* Given instruction: Make an exact copy of each entry, leaving out every picture.

* Task input:

------------

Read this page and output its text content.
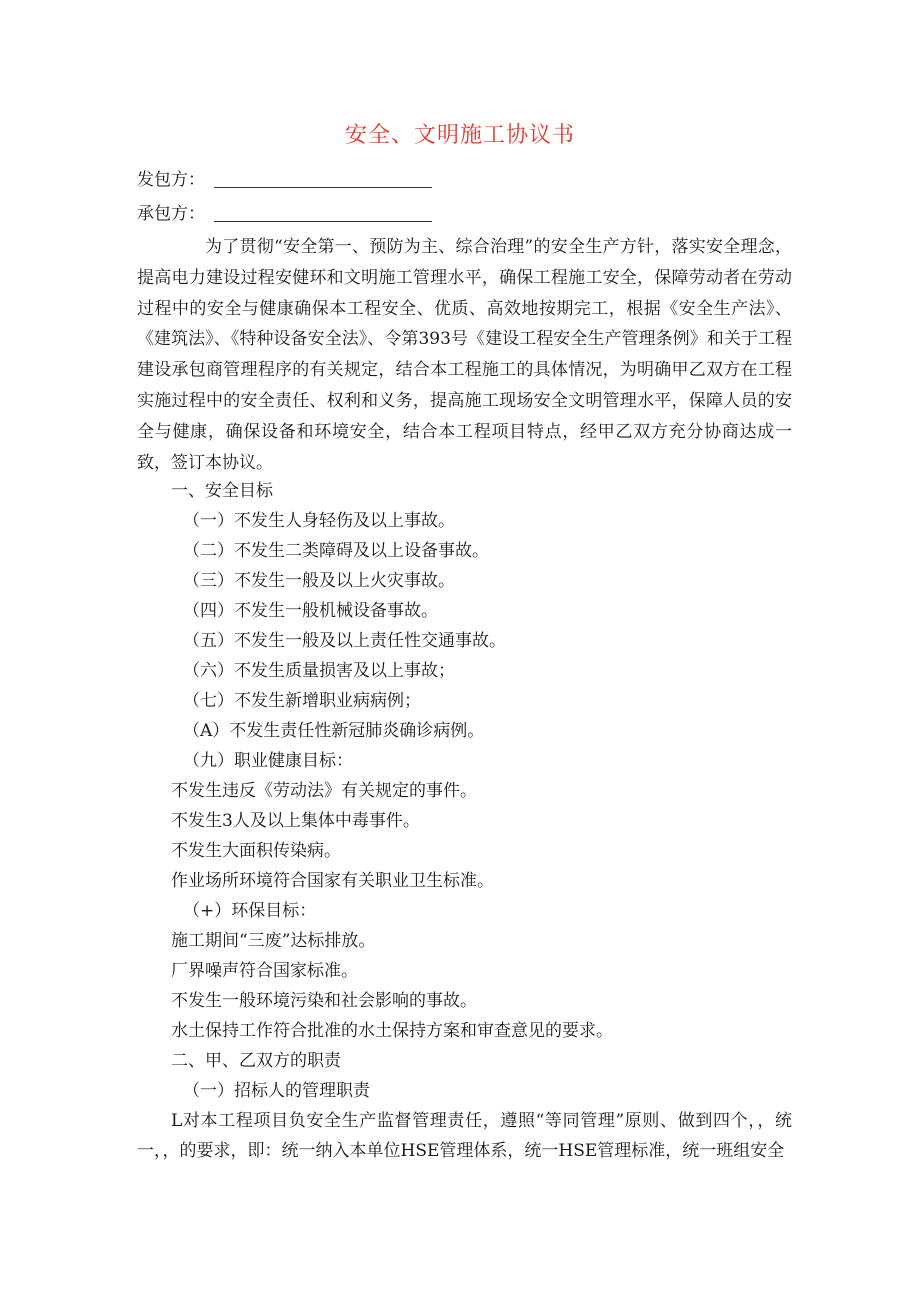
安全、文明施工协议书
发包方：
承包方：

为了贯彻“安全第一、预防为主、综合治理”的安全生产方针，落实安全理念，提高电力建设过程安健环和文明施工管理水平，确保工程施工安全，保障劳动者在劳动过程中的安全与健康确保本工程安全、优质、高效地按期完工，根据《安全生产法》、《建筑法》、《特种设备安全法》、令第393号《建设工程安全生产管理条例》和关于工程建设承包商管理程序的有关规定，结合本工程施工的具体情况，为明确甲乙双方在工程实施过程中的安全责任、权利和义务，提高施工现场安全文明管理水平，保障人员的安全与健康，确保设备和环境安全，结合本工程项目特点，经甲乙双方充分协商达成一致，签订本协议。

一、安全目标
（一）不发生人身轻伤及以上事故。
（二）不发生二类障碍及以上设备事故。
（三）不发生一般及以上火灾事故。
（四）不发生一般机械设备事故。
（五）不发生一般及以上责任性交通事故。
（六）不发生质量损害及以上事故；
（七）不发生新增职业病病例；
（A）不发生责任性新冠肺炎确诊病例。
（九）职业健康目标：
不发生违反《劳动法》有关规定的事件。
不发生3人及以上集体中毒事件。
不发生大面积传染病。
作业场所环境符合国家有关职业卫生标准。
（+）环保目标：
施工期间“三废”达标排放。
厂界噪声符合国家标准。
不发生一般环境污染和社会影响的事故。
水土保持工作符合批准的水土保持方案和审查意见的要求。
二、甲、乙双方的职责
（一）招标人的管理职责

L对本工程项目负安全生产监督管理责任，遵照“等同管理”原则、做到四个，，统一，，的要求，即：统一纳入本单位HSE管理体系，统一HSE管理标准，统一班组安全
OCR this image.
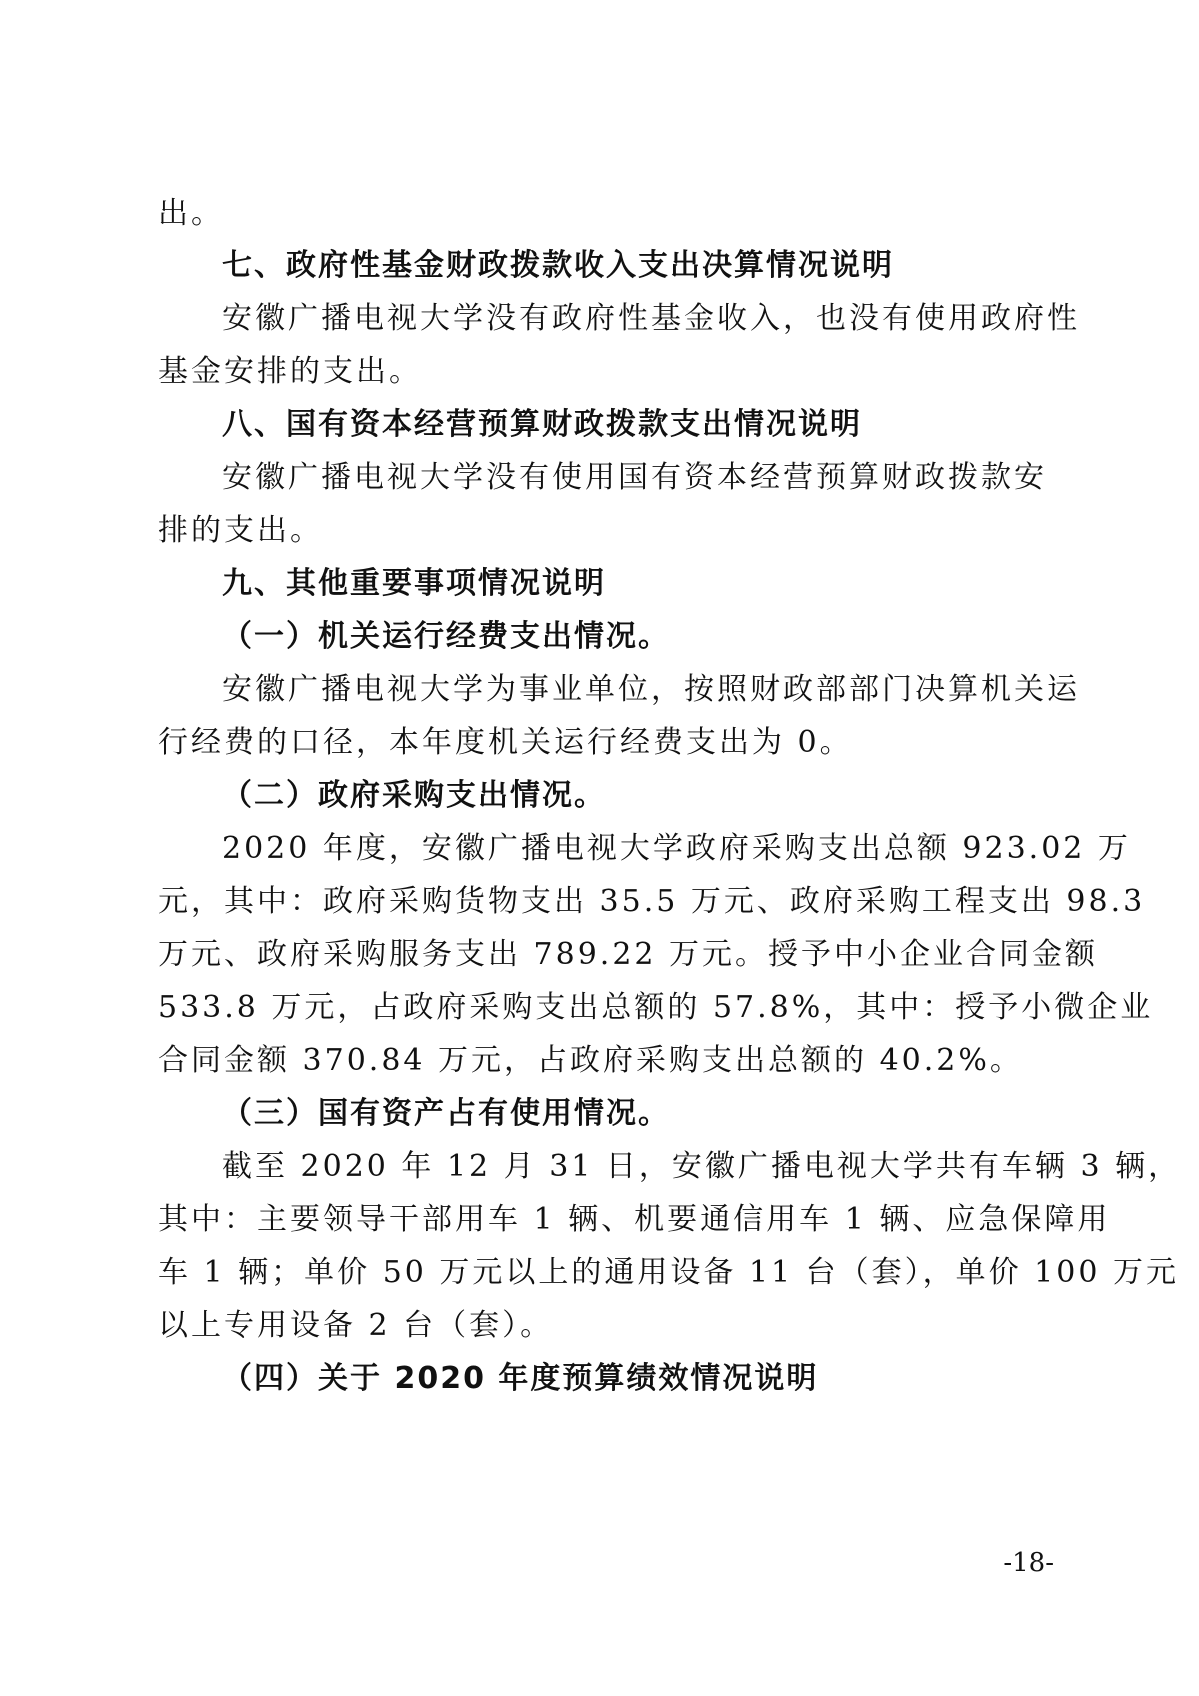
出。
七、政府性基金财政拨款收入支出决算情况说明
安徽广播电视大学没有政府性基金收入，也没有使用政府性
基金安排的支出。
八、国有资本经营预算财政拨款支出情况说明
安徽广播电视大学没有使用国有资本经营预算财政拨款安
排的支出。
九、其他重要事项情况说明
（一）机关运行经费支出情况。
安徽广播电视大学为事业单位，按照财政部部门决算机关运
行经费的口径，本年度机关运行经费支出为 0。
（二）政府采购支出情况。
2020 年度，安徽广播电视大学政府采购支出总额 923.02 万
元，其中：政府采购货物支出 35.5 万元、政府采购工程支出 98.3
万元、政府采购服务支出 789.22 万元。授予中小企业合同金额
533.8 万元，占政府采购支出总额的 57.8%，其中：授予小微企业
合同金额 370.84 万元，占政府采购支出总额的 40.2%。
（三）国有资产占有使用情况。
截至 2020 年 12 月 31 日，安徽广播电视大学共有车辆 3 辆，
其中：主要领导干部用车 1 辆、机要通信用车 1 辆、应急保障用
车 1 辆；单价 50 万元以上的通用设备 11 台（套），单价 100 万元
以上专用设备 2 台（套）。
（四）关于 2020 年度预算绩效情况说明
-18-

------------

* Solution below:
Read this page and output its text content.
安全、文明施工协议书
发包方：
承包方：

为了贯彻“安全第一、预防为主、综合治理”的安全生产方针，落实安全理念，提高电力建设过程安健环和文明施工管理水平，确保工程施工安全，保障劳动者在劳动过程中的安全与健康确保本工程安全、优质、高效地按期完工，根据《安全生产法》、《建筑法》、《特种设备安全法》、令第393号《建设工程安全生产管理条例》和关于工程建设承包商管理程序的有关规定，结合本工程施工的具体情况，为明确甲乙双方在工程实施过程中的安全责任、权利和义务，提高施工现场安全文明管理水平，保障人员的安全与健康，确保设备和环境安全，结合本工程项目特点，经甲乙双方充分协商达成一致，签订本协议。

一、安全目标
（一）不发生人身轻伤及以上事故。
（二）不发生二类障碍及以上设备事故。
（三）不发生一般及以上火灾事故。
（四）不发生一般机械设备事故。
（五）不发生一般及以上责任性交通事故。
（六）不发生质量损害及以上事故；
（七）不发生新增职业病病例；
（A）不发生责任性新冠肺炎确诊病例。
（九）职业健康目标：
不发生违反《劳动法》有关规定的事件。
不发生3人及以上集体中毒事件。
不发生大面积传染病。
作业场所环境符合国家有关职业卫生标准。
（+）环保目标：
施工期间“三废”达标排放。
厂界噪声符合国家标准。
不发生一般环境污染和社会影响的事故。
水土保持工作符合批准的水土保持方案和审查意见的要求。
二、甲、乙双方的职责
（一）招标人的管理职责

L对本工程项目负安全生产监督管理责任，遵照“等同管理”原则、做到四个，，统一，，的要求，即：统一纳入本单位HSE管理体系，统一HSE管理标准，统一班组安全
OCR this image.
出。
七、政府性基金财政拨款收入支出决算情况说明
安徽广播电视大学没有政府性基金收入，也没有使用政府性
基金安排的支出。
八、国有资本经营预算财政拨款支出情况说明
安徽广播电视大学没有使用国有资本经营预算财政拨款安
排的支出。
九、其他重要事项情况说明
（一）机关运行经费支出情况。
安徽广播电视大学为事业单位，按照财政部部门决算机关运
行经费的口径，本年度机关运行经费支出为 0。
（二）政府采购支出情况。
2020 年度，安徽广播电视大学政府采购支出总额 923.02 万
元，其中：政府采购货物支出 35.5 万元、政府采购工程支出 98.3
万元、政府采购服务支出 789.22 万元。授予中小企业合同金额
533.8 万元，占政府采购支出总额的 57.8%，其中：授予小微企业
合同金额 370.84 万元，占政府采购支出总额的 40.2%。
（三）国有资产占有使用情况。
截至 2020 年 12 月 31 日，安徽广播电视大学共有车辆 3 辆，
其中：主要领导干部用车 1 辆、机要通信用车 1 辆、应急保障用
车 1 辆；单价 50 万元以上的通用设备 11 台（套），单价 100 万元
以上专用设备 2 台（套）。
（四）关于 2020 年度预算绩效情况说明
-18-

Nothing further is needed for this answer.